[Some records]

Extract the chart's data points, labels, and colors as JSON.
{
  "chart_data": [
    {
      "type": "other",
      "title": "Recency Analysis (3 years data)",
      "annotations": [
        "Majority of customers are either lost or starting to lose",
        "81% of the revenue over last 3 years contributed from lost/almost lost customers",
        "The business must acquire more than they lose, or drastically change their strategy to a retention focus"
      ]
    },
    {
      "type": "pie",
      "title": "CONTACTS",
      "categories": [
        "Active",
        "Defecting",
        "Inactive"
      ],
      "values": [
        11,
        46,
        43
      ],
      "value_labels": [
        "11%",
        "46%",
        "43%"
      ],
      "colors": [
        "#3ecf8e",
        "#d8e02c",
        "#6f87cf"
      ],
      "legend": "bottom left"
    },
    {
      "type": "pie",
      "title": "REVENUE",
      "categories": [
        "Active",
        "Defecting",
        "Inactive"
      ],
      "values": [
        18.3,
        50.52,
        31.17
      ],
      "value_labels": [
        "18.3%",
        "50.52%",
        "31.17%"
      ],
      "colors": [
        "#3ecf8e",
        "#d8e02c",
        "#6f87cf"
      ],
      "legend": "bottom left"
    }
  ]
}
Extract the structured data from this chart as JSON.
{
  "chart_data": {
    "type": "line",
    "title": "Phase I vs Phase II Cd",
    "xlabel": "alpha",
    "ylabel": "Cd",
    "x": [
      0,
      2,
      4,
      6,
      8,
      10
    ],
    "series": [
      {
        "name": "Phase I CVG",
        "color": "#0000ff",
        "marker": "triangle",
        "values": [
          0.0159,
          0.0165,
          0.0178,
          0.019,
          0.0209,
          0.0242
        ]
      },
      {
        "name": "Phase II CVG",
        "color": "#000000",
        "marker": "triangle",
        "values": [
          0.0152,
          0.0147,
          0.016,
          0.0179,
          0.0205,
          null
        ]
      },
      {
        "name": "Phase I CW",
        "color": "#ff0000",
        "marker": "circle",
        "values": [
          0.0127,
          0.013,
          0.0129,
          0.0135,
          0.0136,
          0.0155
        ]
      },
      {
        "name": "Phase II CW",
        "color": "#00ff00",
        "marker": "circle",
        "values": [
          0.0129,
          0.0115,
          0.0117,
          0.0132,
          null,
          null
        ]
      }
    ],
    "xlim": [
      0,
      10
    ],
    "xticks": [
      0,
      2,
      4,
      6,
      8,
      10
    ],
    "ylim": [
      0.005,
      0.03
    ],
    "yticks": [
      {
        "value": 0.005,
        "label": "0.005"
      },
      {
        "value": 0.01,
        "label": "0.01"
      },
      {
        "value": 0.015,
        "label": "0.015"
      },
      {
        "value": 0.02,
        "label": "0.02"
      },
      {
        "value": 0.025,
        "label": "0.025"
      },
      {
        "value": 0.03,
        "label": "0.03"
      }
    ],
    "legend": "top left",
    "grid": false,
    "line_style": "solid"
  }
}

= Set problem =
Retype the whole listing above exactly.

= Exercise response =
Extract the chart's data points, labels, and colors as JSON.
{
  "chart_data": [
    {
      "type": "other",
      "title": "Recency Analysis (3 years data)",
      "annotations": [
        "Majority of customers are either lost or starting to lose",
        "81% of the revenue over last 3 years contributed from lost/almost lost customers",
        "The business must acquire more than they lose, or drastically change their strategy to a retention focus"
      ]
    },
    {
      "type": "pie",
      "title": "CONTACTS",
      "categories": [
        "Active",
        "Defecting",
        "Inactive"
      ],
      "values": [
        11,
        46,
        43
      ],
      "value_labels": [
        "11%",
        "46%",
        "43%"
      ],
      "colors": [
        "#3ecf8e",
        "#d8e02c",
        "#6f87cf"
      ],
      "legend": "bottom left"
    },
    {
      "type": "pie",
      "title": "REVENUE",
      "categories": [
        "Active",
        "Defecting",
        "Inactive"
      ],
      "values": [
        18.3,
        50.52,
        31.17
      ],
      "value_labels": [
        "18.3%",
        "50.52%",
        "31.17%"
      ],
      "colors": [
        "#3ecf8e",
        "#d8e02c",
        "#6f87cf"
      ],
      "legend": "bottom left"
    }
  ]
}
Extract the structured data from this chart as JSON.
{
  "chart_data": {
    "type": "line",
    "title": "Phase I vs Phase II Cd",
    "xlabel": "alpha",
    "ylabel": "Cd",
    "x": [
      0,
      2,
      4,
      6,
      8,
      10
    ],
    "series": [
      {
        "name": "Phase I CVG",
        "color": "#0000ff",
        "marker": "triangle",
        "values": [
          0.0159,
          0.0165,
          0.0178,
          0.019,
          0.0209,
          0.0242
        ]
      },
      {
        "name": "Phase II CVG",
        "color": "#000000",
        "marker": "triangle",
        "values": [
          0.0152,
          0.0147,
          0.016,
          0.0179,
          0.0205,
          null
        ]
      },
      {
        "name": "Phase I CW",
        "color": "#ff0000",
        "marker": "circle",
        "values": [
          0.0127,
          0.013,
          0.0129,
          0.0135,
          0.0136,
          0.0155
        ]
      },
      {
        "name": "Phase II CW",
        "color": "#00ff00",
        "marker": "circle",
        "values": [
          0.0129,
          0.0115,
          0.0117,
          0.0132,
          null,
          null
        ]
      }
    ],
    "xlim": [
      0,
      10
    ],
    "xticks": [
      0,
      2,
      4,
      6,
      8,
      10
    ],
    "ylim": [
      0.005,
      0.03
    ],
    "yticks": [
      {
        "value": 0.005,
        "label": "0.005"
      },
      {
        "value": 0.01,
        "label": "0.01"
      },
      {
        "value": 0.015,
        "label": "0.015"
      },
      {
        "value": 0.02,
        "label": "0.02"
      },
      {
        "value": 0.025,
        "label": "0.025"
      },
      {
        "value": 0.03,
        "label": "0.03"
      }
    ],
    "legend": "top left",
    "grid": false,
    "line_style": "solid"
  }
}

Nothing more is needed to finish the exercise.